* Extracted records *
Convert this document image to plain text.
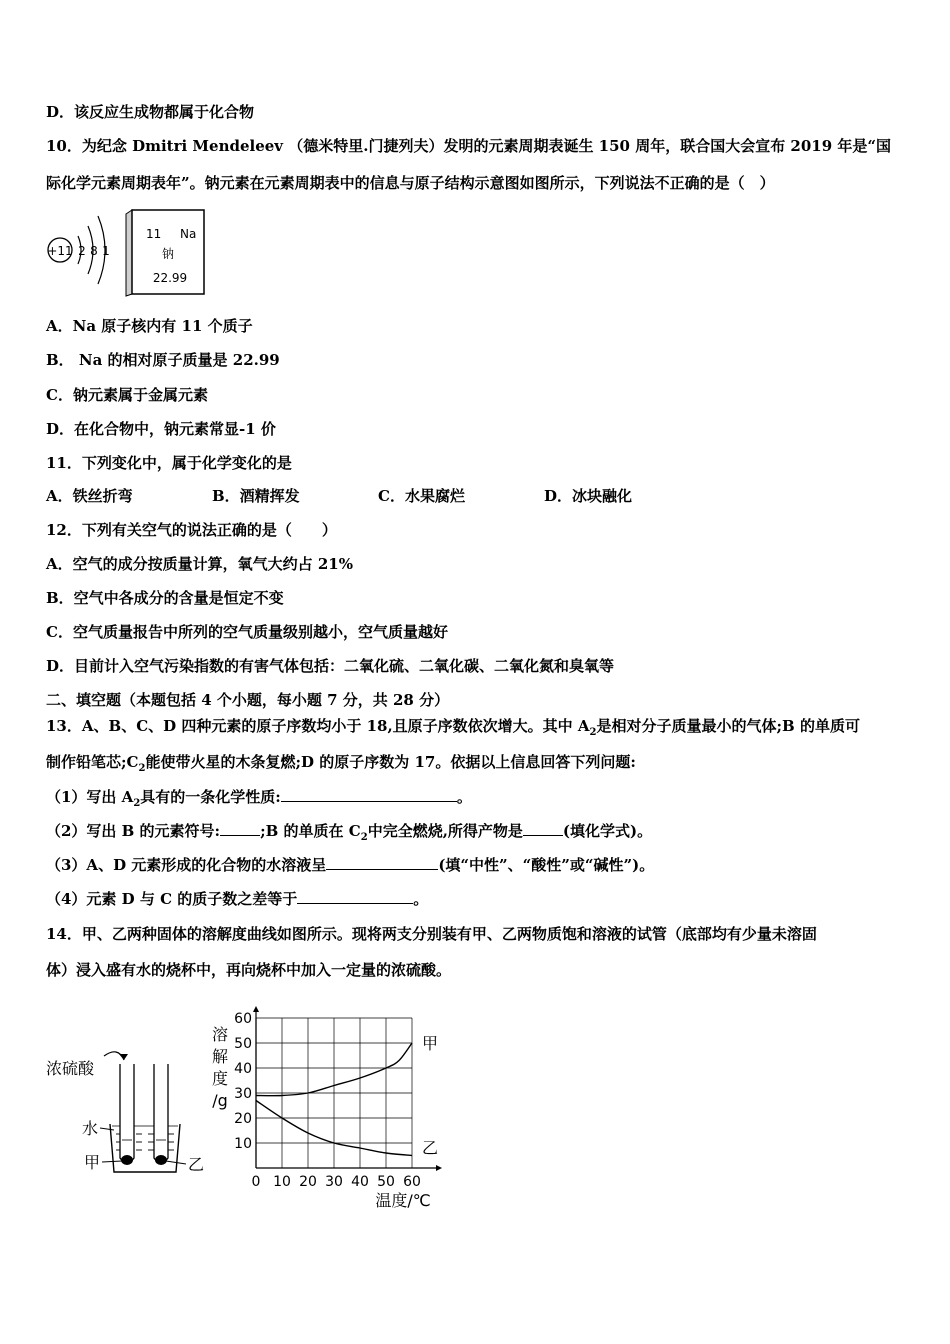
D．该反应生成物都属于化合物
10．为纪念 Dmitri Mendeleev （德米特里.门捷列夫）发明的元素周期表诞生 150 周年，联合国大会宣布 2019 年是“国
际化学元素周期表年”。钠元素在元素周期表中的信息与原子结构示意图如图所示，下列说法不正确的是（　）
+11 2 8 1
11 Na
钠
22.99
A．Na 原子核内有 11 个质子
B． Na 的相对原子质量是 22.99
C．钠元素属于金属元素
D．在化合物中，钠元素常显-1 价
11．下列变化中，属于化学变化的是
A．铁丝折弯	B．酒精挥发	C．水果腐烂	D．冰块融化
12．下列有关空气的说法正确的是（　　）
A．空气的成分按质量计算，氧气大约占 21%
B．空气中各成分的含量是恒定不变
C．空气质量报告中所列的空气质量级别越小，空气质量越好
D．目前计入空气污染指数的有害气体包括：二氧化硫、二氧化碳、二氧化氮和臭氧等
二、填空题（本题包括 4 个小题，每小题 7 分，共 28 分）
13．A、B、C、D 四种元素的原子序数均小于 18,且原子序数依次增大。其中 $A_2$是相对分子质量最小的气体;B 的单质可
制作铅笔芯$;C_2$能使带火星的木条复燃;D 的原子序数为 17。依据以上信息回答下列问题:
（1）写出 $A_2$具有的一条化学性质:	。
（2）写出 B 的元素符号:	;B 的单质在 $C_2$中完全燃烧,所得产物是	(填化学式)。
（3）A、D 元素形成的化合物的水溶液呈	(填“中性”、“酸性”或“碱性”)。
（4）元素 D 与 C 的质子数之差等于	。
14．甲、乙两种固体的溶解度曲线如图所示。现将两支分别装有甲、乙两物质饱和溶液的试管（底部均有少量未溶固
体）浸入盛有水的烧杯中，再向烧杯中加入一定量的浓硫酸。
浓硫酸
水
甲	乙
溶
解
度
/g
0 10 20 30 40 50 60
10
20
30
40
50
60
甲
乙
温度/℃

* * *

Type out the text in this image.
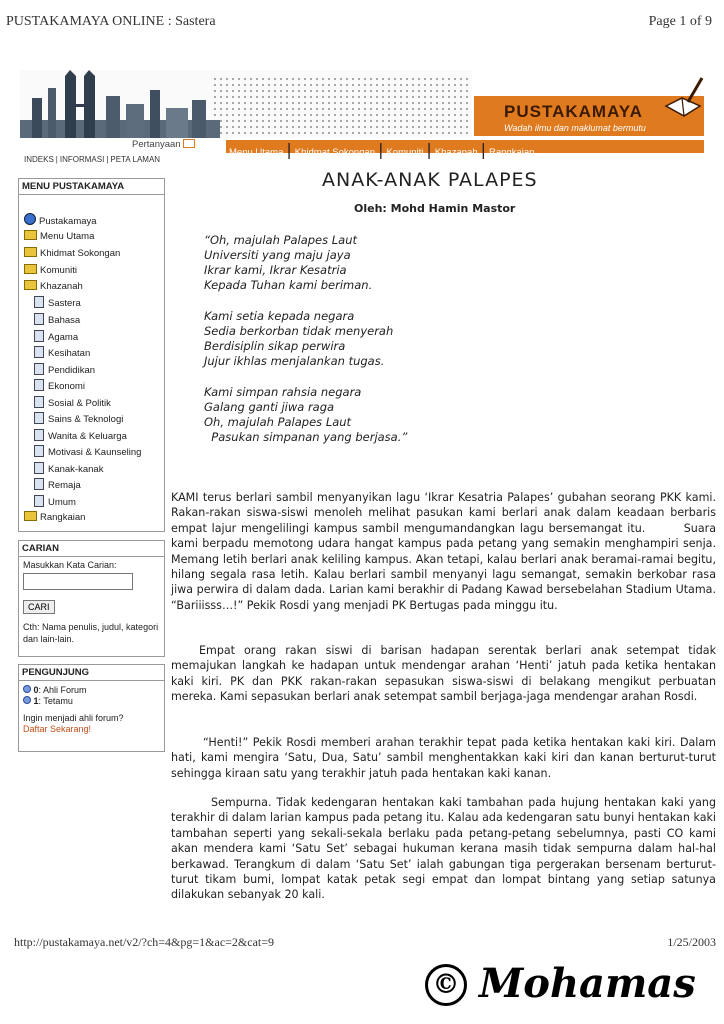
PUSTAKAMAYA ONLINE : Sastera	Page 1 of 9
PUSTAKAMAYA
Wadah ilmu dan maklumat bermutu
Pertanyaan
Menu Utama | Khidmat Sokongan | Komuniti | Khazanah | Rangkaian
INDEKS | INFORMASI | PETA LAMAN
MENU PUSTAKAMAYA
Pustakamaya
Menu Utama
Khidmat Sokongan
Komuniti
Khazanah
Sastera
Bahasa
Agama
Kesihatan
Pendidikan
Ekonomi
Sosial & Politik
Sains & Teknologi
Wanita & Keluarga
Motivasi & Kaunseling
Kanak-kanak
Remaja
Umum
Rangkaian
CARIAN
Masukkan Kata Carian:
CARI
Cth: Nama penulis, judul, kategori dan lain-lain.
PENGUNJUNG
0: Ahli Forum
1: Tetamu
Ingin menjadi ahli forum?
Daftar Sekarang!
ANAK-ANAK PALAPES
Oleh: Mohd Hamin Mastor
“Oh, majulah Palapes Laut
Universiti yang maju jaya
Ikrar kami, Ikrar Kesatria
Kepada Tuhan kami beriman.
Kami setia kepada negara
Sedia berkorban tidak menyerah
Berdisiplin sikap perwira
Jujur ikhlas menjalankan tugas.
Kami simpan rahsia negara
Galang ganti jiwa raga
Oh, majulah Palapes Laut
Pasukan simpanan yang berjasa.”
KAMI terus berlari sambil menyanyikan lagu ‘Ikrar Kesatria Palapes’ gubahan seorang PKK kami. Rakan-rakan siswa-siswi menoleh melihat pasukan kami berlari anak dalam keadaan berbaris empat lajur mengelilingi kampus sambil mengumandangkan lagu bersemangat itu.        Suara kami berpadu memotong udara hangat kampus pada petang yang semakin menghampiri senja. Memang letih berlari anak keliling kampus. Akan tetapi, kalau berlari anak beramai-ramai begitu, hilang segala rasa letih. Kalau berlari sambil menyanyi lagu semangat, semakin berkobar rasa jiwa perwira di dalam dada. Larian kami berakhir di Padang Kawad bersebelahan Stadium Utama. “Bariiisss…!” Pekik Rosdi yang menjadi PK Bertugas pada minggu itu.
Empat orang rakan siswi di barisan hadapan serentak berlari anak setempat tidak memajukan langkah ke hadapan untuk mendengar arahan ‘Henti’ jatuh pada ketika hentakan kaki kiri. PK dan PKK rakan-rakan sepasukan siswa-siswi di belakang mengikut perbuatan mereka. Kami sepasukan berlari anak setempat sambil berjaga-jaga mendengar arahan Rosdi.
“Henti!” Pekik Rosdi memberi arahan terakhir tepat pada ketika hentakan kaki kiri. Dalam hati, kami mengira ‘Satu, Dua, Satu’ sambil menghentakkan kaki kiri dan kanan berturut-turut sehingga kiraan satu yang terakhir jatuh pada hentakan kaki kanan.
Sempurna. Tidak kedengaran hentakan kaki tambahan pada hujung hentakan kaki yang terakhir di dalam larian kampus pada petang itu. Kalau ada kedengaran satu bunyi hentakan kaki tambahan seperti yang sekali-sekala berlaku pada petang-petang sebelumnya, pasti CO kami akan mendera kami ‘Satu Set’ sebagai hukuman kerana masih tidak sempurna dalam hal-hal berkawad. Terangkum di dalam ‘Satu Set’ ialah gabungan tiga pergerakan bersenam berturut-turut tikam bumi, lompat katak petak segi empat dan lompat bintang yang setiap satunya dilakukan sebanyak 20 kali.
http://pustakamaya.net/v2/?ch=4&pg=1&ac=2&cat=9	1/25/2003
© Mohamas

* Instructions for the task *
Give only the number of lines in the data that include the string "this".

* The response *
2